*INPUT ROWS:*
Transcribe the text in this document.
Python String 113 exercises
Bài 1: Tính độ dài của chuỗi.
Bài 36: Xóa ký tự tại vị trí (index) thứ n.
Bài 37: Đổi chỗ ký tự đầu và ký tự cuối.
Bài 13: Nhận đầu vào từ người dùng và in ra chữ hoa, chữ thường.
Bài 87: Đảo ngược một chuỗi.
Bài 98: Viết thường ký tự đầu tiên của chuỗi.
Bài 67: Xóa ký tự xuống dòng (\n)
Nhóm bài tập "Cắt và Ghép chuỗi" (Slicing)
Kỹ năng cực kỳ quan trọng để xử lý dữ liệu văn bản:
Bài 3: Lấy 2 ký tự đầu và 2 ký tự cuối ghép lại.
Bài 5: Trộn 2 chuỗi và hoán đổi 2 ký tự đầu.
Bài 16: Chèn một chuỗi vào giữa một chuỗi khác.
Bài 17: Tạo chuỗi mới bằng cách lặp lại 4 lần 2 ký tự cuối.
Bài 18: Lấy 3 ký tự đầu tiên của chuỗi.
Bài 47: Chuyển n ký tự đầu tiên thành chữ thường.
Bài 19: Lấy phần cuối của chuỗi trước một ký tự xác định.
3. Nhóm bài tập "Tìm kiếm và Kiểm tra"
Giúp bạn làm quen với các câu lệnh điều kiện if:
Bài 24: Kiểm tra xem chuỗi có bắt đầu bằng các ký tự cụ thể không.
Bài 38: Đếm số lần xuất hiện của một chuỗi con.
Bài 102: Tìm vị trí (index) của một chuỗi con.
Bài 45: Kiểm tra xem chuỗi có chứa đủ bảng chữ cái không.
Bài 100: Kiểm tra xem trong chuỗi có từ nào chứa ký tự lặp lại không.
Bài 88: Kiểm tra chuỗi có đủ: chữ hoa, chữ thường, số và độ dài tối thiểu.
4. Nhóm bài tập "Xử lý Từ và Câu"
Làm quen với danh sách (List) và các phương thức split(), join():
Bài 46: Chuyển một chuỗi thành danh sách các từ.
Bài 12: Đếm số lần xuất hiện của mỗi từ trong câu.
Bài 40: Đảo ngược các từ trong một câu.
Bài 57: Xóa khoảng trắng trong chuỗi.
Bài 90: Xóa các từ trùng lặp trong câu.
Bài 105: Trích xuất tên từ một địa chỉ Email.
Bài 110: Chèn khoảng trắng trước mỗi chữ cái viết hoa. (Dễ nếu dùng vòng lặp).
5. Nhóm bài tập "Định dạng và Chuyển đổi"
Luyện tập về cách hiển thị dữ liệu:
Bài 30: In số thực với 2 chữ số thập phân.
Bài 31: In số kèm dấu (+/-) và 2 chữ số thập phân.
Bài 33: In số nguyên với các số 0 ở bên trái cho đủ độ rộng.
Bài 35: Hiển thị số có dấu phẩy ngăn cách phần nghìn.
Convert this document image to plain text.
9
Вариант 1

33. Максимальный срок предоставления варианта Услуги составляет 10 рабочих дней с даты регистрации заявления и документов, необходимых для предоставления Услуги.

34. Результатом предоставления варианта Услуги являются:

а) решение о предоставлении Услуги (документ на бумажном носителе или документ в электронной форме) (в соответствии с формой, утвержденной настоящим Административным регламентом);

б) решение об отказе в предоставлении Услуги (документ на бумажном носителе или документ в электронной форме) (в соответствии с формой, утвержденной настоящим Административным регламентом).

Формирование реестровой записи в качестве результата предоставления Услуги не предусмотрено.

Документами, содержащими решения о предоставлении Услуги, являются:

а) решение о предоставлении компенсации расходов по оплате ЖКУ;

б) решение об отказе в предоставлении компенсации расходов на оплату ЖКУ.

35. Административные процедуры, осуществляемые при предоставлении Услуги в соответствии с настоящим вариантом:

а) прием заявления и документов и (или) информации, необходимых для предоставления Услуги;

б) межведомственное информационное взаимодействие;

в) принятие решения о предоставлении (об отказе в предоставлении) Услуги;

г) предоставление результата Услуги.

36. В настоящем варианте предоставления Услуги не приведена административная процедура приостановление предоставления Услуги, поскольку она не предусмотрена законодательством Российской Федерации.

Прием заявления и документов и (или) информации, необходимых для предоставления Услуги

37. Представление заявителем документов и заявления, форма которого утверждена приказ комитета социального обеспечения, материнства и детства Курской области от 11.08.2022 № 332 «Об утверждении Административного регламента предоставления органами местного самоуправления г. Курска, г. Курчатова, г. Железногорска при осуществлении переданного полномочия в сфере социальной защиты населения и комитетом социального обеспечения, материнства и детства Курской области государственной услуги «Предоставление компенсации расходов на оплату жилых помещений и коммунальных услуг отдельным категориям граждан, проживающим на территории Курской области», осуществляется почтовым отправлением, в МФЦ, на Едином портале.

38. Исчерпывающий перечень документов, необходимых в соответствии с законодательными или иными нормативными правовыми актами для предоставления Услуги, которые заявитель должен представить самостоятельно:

*PROBLEM DETAILS:* Among the lines above, count those containing the word "trước" and give nothing but the result.

*THE OUTPUT:* 2